### Data records ###
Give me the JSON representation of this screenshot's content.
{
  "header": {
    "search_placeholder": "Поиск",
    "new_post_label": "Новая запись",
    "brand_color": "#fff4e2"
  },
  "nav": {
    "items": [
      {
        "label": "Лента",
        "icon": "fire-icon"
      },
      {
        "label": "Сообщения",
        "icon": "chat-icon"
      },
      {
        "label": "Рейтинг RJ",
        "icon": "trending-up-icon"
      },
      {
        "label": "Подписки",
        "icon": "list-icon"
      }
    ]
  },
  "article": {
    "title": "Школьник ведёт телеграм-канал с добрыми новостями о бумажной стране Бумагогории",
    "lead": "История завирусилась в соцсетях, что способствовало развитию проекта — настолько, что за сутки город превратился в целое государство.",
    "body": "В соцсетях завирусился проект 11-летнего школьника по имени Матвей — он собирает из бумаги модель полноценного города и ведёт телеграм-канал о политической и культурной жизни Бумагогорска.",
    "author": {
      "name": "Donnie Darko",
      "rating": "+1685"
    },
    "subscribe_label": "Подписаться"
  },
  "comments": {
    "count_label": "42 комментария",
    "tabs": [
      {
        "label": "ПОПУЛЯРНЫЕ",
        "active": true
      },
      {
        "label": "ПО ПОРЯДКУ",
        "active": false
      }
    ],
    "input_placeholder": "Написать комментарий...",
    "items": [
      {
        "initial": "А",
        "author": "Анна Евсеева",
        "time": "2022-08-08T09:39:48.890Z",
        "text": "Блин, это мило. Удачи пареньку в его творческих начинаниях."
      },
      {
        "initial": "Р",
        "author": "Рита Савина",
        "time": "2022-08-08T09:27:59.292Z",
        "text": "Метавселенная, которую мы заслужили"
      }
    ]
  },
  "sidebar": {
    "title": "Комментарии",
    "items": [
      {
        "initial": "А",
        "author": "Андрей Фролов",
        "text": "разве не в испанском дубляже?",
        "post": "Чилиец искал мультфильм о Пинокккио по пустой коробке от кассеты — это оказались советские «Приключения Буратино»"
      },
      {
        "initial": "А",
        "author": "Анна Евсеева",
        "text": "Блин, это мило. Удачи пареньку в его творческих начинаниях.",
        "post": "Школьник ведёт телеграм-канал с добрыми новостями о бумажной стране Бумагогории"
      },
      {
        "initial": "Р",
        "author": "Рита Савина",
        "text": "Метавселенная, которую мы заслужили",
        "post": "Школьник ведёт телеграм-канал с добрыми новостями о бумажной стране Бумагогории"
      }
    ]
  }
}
###
## Your objective
Repeat all of the entries exactly.

## Solution to this exercise
Give me the JSON representation of this screenshot's content.
{
  "header": {
    "search_placeholder": "Поиск",
    "new_post_label": "Новая запись",
    "brand_color": "#fff4e2"
  },
  "nav": {
    "items": [
      {
        "label": "Лента",
        "icon": "fire-icon"
      },
      {
        "label": "Сообщения",
        "icon": "chat-icon"
      },
      {
        "label": "Рейтинг RJ",
        "icon": "trending-up-icon"
      },
      {
        "label": "Подписки",
        "icon": "list-icon"
      }
    ]
  },
  "article": {
    "title": "Школьник ведёт телеграм-канал с добрыми новостями о бумажной стране Бумагогории",
    "lead": "История завирусилась в соцсетях, что способствовало развитию проекта — настолько, что за сутки город превратился в целое государство.",
    "body": "В соцсетях завирусился проект 11-летнего школьника по имени Матвей — он собирает из бумаги модель полноценного города и ведёт телеграм-канал о политической и культурной жизни Бумагогорска.",
    "author": {
      "name": "Donnie Darko",
      "rating": "+1685"
    },
    "subscribe_label": "Подписаться"
  },
  "comments": {
    "count_label": "42 комментария",
    "tabs": [
      {
        "label": "ПОПУЛЯРНЫЕ",
        "active": true
      },
      {
        "label": "ПО ПОРЯДКУ",
        "active": false
      }
    ],
    "input_placeholder": "Написать комментарий...",
    "items": [
      {
        "initial": "А",
        "author": "Анна Евсеева",
        "time": "2022-08-08T09:39:48.890Z",
        "text": "Блин, это мило. Удачи пареньку в его творческих начинаниях."
      },
      {
        "initial": "Р",
        "author": "Рита Савина",
        "time": "2022-08-08T09:27:59.292Z",
        "text": "Метавселенная, которую мы заслужили"
      }
    ]
  },
  "sidebar": {
    "title": "Комментарии",
    "items": [
      {
        "initial": "А",
        "author": "Андрей Фролов",
        "text": "разве не в испанском дубляже?",
        "post": "Чилиец искал мультфильм о Пинокккио по пустой коробке от кассеты — это оказались советские «Приключения Буратино»"
      },
      {
        "initial": "А",
        "author": "Анна Евсеева",
        "text": "Блин, это мило. Удачи пареньку в его творческих начинаниях.",
        "post": "Школьник ведёт телеграм-канал с добрыми новостями о бумажной стране Бумагогории"
      },
      {
        "initial": "Р",
        "author": "Рита Савина",
        "text": "Метавселенная, которую мы заслужили",
        "post": "Школьник ведёт телеграм-канал с добрыми новостями о бумажной стране Бумагогории"
      }
    ]
  }
}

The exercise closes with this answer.